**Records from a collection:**
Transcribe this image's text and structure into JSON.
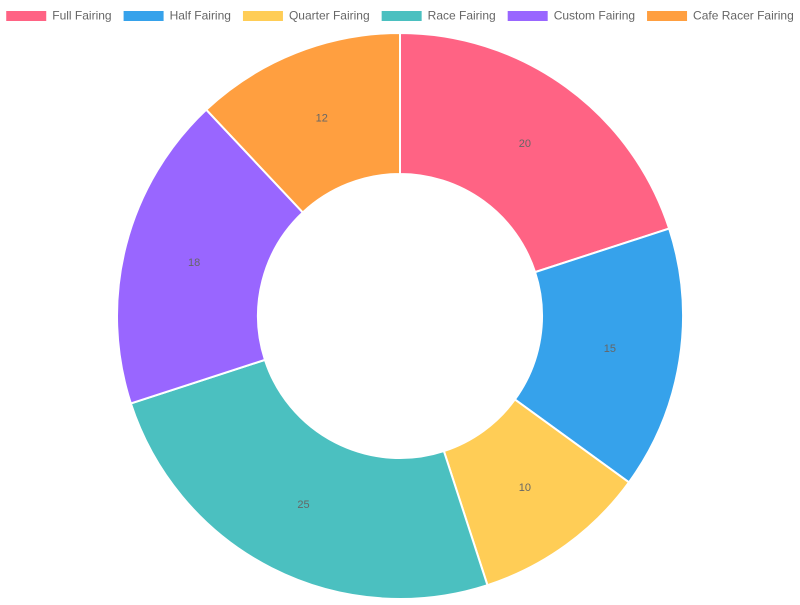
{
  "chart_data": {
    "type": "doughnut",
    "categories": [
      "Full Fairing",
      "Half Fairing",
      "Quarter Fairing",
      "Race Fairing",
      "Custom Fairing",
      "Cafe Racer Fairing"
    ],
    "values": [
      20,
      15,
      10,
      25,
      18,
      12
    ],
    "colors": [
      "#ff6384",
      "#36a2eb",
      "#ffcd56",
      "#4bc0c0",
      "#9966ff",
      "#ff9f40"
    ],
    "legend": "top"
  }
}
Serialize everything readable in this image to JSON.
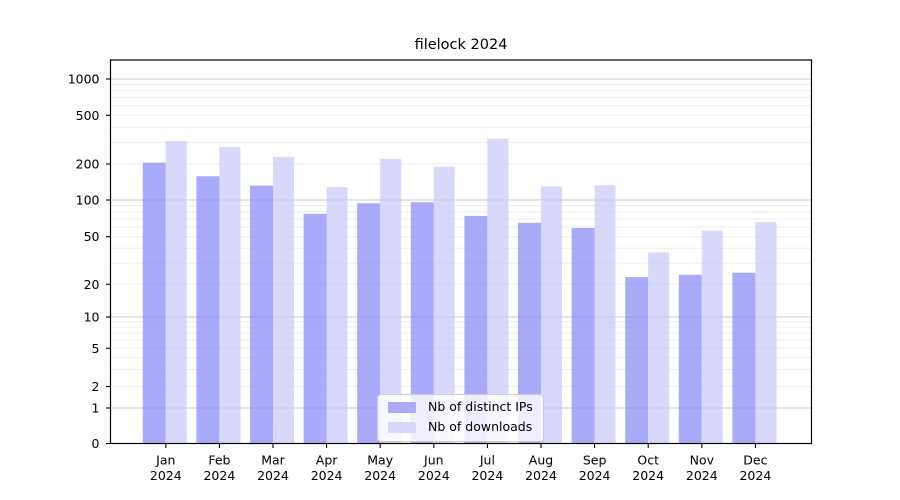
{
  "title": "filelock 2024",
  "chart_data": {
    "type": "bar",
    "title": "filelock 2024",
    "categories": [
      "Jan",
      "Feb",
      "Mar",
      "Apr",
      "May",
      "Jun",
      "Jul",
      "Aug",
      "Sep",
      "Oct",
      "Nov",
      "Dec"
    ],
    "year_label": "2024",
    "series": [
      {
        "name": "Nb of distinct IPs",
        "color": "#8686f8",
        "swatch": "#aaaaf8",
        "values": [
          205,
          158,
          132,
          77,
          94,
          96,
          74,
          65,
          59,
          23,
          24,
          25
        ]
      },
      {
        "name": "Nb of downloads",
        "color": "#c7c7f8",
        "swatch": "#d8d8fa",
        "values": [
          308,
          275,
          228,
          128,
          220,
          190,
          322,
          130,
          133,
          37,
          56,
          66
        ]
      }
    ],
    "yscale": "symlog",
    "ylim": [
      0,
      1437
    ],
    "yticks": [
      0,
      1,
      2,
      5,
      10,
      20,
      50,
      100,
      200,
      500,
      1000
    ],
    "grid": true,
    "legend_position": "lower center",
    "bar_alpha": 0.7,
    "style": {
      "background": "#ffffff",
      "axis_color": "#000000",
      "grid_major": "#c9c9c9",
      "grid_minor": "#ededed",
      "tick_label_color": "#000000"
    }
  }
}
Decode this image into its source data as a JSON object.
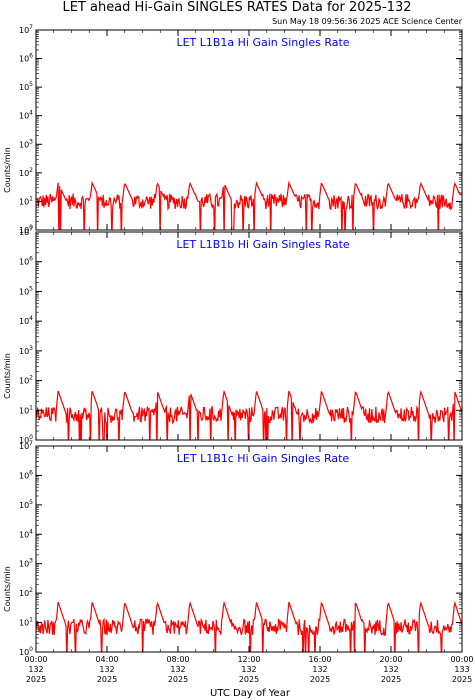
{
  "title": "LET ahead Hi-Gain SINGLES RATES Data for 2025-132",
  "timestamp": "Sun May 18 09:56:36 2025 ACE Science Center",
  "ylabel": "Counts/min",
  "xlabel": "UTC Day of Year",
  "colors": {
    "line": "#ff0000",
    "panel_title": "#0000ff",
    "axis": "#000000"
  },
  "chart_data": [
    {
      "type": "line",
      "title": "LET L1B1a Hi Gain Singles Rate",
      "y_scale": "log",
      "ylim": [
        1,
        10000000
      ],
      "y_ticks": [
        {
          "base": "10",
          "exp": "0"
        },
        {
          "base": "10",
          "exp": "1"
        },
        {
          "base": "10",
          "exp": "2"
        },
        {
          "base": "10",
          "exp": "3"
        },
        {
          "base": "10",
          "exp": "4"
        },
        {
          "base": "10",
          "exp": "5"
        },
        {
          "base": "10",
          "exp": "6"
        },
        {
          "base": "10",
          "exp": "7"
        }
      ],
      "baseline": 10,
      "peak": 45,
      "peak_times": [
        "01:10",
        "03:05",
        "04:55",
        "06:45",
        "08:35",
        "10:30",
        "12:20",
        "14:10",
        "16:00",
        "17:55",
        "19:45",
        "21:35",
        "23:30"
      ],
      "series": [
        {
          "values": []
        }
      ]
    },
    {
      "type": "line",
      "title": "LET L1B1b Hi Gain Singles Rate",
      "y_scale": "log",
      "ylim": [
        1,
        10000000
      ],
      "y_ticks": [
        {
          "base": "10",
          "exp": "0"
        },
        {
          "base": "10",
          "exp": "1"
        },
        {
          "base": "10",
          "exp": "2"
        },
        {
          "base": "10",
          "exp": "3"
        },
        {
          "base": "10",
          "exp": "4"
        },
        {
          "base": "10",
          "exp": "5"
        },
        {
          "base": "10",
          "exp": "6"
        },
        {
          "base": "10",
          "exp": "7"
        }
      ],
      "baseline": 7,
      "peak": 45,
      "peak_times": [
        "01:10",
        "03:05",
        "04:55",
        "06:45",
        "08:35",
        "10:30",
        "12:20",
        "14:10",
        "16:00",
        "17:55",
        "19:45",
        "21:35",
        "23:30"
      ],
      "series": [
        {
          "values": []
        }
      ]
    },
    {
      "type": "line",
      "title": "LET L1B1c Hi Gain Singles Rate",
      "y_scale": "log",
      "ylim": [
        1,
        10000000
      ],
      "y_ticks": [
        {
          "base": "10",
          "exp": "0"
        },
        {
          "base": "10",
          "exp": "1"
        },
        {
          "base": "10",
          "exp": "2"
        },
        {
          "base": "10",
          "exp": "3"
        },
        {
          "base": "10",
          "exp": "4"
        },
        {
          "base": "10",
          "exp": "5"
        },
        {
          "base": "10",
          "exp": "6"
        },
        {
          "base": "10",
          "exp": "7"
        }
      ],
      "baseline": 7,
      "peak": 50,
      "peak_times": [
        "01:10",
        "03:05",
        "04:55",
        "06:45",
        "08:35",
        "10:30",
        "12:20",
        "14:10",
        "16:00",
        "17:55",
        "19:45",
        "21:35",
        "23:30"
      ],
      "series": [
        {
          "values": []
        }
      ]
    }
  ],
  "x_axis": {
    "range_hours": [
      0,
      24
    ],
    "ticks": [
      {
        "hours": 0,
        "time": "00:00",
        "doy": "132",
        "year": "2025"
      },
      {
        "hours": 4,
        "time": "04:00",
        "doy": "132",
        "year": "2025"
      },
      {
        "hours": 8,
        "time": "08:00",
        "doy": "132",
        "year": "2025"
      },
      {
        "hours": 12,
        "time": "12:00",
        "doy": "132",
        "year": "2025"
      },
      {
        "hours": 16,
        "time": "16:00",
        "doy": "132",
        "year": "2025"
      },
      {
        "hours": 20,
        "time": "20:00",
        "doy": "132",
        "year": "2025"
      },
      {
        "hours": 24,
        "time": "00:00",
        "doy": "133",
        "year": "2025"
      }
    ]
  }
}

**Exercise:** Leave the images out and output the remaining material exactly as it stands.

**Correct output:**
Transcribe this image's text and structure into JSON.
{
  "chart_data": {
    "type": "doughnut",
    "categories": [
      "Full Fairing",
      "Half Fairing",
      "Quarter Fairing",
      "Race Fairing",
      "Custom Fairing",
      "Cafe Racer Fairing"
    ],
    "values": [
      20,
      15,
      10,
      25,
      18,
      12
    ],
    "colors": [
      "#ff6384",
      "#36a2eb",
      "#ffcd56",
      "#4bc0c0",
      "#9966ff",
      "#ff9f40"
    ],
    "legend": "top"
  }
}
Serialize everything readable in this image to JSON.
{
  "title": "filelock 2024",
  "chart_data": {
    "type": "bar",
    "title": "filelock 2024",
    "categories": [
      "Jan",
      "Feb",
      "Mar",
      "Apr",
      "May",
      "Jun",
      "Jul",
      "Aug",
      "Sep",
      "Oct",
      "Nov",
      "Dec"
    ],
    "year_label": "2024",
    "series": [
      {
        "name": "Nb of distinct IPs",
        "color": "#8686f8",
        "swatch": "#aaaaf8",
        "values": [
          205,
          158,
          132,
          77,
          94,
          96,
          74,
          65,
          59,
          23,
          24,
          25
        ]
      },
      {
        "name": "Nb of downloads",
        "color": "#c7c7f8",
        "swatch": "#d8d8fa",
        "values": [
          308,
          275,
          228,
          128,
          220,
          190,
          322,
          130,
          133,
          37,
          56,
          66
        ]
      }
    ],
    "yscale": "symlog",
    "ylim": [
      0,
      1437
    ],
    "yticks": [
      0,
      1,
      2,
      5,
      10,
      20,
      50,
      100,
      200,
      500,
      1000
    ],
    "grid": true,
    "legend_position": "lower center",
    "bar_alpha": 0.7,
    "style": {
      "background": "#ffffff",
      "axis_color": "#000000",
      "grid_major": "#c9c9c9",
      "grid_minor": "#ededed",
      "tick_label_color": "#000000"
    }
  }
}
Decode this image into its source data as a JSON object.
{
  "title": "LET ahead Hi-Gain SINGLES RATES Data for 2025-132",
  "timestamp": "Sun May 18 09:56:36 2025 ACE Science Center",
  "ylabel": "Counts/min",
  "xlabel": "UTC Day of Year",
  "colors": {
    "line": "#ff0000",
    "panel_title": "#0000ff",
    "axis": "#000000"
  },
  "chart_data": [
    {
      "type": "line",
      "title": "LET L1B1a Hi Gain Singles Rate",
      "y_scale": "log",
      "ylim": [
        1,
        10000000
      ],
      "y_ticks": [
        {
          "base": "10",
          "exp": "0"
        },
        {
          "base": "10",
          "exp": "1"
        },
        {
          "base": "10",
          "exp": "2"
        },
        {
          "base": "10",
          "exp": "3"
        },
        {
          "base": "10",
          "exp": "4"
        },
        {
          "base": "10",
          "exp": "5"
        },
        {
          "base": "10",
          "exp": "6"
        },
        {
          "base": "10",
          "exp": "7"
        }
      ],
      "baseline": 10,
      "peak": 45,
      "peak_times": [
        "01:10",
        "03:05",
        "04:55",
        "06:45",
        "08:35",
        "10:30",
        "12:20",
        "14:10",
        "16:00",
        "17:55",
        "19:45",
        "21:35",
        "23:30"
      ],
      "series": [
        {
          "values": []
        }
      ]
    },
    {
      "type": "line",
      "title": "LET L1B1b Hi Gain Singles Rate",
      "y_scale": "log",
      "ylim": [
        1,
        10000000
      ],
      "y_ticks": [
        {
          "base": "10",
          "exp": "0"
        },
        {
          "base": "10",
          "exp": "1"
        },
        {
          "base": "10",
          "exp": "2"
        },
        {
          "base": "10",
          "exp": "3"
        },
        {
          "base": "10",
          "exp": "4"
        },
        {
          "base": "10",
          "exp": "5"
        },
        {
          "base": "10",
          "exp": "6"
        },
        {
          "base": "10",
          "exp": "7"
        }
      ],
      "baseline": 7,
      "peak": 45,
      "peak_times": [
        "01:10",
        "03:05",
        "04:55",
        "06:45",
        "08:35",
        "10:30",
        "12:20",
        "14:10",
        "16:00",
        "17:55",
        "19:45",
        "21:35",
        "23:30"
      ],
      "series": [
        {
          "values": []
        }
      ]
    },
    {
      "type": "line",
      "title": "LET L1B1c Hi Gain Singles Rate",
      "y_scale": "log",
      "ylim": [
        1,
        10000000
      ],
      "y_ticks": [
        {
          "base": "10",
          "exp": "0"
        },
        {
          "base": "10",
          "exp": "1"
        },
        {
          "base": "10",
          "exp": "2"
        },
        {
          "base": "10",
          "exp": "3"
        },
        {
          "base": "10",
          "exp": "4"
        },
        {
          "base": "10",
          "exp": "5"
        },
        {
          "base": "10",
          "exp": "6"
        },
        {
          "base": "10",
          "exp": "7"
        }
      ],
      "baseline": 7,
      "peak": 50,
      "peak_times": [
        "01:10",
        "03:05",
        "04:55",
        "06:45",
        "08:35",
        "10:30",
        "12:20",
        "14:10",
        "16:00",
        "17:55",
        "19:45",
        "21:35",
        "23:30"
      ],
      "series": [
        {
          "values": []
        }
      ]
    }
  ],
  "x_axis": {
    "range_hours": [
      0,
      24
    ],
    "ticks": [
      {
        "hours": 0,
        "time": "00:00",
        "doy": "132",
        "year": "2025"
      },
      {
        "hours": 4,
        "time": "04:00",
        "doy": "132",
        "year": "2025"
      },
      {
        "hours": 8,
        "time": "08:00",
        "doy": "132",
        "year": "2025"
      },
      {
        "hours": 12,
        "time": "12:00",
        "doy": "132",
        "year": "2025"
      },
      {
        "hours": 16,
        "time": "16:00",
        "doy": "132",
        "year": "2025"
      },
      {
        "hours": 20,
        "time": "20:00",
        "doy": "132",
        "year": "2025"
      },
      {
        "hours": 24,
        "time": "00:00",
        "doy": "133",
        "year": "2025"
      }
    ]
  }
}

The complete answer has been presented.